- **DIRECTION**
Which lines have the string "Automation"? Copy all of them from the entries below.

- **STORED ROWS**
-- Begin --

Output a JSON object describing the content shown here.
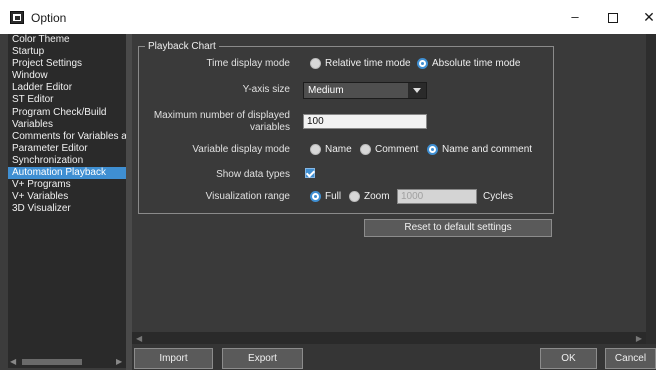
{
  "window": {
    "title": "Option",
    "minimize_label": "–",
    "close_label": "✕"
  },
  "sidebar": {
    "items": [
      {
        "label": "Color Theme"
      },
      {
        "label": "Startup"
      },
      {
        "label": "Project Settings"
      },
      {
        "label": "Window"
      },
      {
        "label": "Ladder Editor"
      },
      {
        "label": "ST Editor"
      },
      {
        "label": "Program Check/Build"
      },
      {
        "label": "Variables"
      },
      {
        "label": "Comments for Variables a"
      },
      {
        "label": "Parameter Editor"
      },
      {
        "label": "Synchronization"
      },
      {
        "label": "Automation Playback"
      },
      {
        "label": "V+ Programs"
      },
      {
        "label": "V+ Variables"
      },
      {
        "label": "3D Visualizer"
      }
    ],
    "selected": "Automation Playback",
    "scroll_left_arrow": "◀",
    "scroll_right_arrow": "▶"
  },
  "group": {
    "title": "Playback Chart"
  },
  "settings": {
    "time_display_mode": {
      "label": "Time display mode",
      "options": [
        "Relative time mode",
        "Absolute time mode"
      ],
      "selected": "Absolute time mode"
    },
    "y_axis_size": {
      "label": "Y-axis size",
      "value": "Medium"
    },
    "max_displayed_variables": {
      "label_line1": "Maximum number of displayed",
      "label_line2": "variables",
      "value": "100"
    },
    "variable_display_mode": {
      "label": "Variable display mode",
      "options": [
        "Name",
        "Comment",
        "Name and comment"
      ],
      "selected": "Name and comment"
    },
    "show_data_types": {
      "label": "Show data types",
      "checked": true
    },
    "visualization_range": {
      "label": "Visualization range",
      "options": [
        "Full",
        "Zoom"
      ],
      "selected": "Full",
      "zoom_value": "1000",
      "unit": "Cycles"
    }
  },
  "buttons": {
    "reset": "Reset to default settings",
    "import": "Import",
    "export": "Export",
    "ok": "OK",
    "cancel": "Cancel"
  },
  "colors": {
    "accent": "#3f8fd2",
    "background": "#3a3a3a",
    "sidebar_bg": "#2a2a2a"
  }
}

-- End --

- **REPLY**
        "label": "Automation Playback"
    "selected": "Automation Playback",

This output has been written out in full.